> Work task
Could you say how many lines in the records include "없습니다"? Please give the number by itself.
··· Available data ···
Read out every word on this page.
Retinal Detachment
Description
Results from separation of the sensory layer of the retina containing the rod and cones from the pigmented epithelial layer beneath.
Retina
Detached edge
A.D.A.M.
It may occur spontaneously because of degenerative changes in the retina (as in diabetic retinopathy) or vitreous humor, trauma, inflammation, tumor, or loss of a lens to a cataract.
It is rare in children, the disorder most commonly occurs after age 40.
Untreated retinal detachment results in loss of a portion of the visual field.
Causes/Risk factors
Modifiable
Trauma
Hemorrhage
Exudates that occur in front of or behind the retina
···
··· Available data ···
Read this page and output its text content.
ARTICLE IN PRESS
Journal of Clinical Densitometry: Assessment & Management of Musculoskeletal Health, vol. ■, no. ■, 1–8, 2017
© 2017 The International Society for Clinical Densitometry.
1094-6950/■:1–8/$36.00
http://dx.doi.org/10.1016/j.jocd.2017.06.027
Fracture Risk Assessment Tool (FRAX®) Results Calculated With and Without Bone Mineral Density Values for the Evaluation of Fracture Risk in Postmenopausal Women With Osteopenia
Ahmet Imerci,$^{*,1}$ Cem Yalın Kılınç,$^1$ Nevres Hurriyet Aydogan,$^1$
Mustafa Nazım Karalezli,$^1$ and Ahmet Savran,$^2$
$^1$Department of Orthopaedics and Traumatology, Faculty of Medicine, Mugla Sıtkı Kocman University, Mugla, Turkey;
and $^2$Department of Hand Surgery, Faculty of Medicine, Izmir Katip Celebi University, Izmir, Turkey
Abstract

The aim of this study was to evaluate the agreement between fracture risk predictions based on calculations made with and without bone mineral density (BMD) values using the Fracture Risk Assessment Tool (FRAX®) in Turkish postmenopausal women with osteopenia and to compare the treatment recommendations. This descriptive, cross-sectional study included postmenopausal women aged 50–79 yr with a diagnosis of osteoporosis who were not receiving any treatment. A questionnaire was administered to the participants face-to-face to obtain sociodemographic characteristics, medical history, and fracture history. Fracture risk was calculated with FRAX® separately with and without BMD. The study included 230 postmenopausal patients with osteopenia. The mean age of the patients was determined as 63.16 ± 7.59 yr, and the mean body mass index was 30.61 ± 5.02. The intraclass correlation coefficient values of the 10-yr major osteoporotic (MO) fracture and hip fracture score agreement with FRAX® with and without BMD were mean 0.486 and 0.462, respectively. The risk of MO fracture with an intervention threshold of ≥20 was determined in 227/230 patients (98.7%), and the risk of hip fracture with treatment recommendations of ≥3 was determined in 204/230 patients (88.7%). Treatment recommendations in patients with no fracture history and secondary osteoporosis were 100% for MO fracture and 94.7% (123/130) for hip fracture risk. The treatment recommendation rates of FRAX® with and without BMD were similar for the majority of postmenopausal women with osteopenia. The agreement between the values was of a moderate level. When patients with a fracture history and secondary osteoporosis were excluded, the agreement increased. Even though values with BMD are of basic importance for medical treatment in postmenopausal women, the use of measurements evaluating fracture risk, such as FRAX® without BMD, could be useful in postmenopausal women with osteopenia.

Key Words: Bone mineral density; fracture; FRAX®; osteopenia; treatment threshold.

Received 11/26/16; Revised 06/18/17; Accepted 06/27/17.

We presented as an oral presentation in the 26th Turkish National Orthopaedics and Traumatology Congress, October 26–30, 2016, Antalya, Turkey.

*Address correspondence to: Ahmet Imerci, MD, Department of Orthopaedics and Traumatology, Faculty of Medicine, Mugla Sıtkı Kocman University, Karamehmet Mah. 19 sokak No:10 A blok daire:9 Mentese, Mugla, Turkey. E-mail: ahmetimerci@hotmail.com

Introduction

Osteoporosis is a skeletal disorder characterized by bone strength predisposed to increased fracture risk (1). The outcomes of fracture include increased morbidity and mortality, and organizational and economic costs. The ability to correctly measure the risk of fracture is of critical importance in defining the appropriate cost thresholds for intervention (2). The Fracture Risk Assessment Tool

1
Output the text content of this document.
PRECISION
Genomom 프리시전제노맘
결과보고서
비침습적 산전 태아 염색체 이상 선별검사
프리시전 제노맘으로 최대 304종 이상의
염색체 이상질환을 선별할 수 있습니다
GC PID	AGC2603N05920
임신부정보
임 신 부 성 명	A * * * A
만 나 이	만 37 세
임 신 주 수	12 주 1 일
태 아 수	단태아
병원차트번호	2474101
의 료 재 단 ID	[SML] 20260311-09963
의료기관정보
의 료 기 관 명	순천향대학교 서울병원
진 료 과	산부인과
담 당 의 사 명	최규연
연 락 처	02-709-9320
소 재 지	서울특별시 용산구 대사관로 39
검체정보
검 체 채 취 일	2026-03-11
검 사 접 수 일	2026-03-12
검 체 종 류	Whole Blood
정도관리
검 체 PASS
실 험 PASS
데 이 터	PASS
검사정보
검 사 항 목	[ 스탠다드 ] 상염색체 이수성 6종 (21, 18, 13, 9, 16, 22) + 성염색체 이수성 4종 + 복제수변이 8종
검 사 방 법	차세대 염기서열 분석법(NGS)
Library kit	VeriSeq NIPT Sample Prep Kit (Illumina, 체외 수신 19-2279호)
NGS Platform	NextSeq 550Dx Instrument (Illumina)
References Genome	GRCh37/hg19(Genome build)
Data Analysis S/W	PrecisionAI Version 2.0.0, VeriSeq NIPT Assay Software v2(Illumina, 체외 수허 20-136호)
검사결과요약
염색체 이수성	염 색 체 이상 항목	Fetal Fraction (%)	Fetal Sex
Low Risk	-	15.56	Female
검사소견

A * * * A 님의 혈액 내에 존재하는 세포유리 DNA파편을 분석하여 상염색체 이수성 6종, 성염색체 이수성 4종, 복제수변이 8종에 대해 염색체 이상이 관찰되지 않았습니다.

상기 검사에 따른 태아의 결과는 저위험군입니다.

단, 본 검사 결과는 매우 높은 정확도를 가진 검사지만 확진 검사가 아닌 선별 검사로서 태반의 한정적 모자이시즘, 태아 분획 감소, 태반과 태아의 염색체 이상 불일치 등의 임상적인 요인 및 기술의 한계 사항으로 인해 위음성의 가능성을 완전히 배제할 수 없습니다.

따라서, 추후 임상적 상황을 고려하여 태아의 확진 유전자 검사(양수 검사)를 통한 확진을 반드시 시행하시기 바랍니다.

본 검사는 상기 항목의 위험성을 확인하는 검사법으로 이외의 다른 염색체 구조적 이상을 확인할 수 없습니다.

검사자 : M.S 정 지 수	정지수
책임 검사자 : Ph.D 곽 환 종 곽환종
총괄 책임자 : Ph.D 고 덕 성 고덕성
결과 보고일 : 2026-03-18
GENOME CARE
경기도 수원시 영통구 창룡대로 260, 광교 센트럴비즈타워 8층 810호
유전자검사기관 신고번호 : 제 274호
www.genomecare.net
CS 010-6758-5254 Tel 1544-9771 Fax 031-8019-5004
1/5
···
> Response to this task
2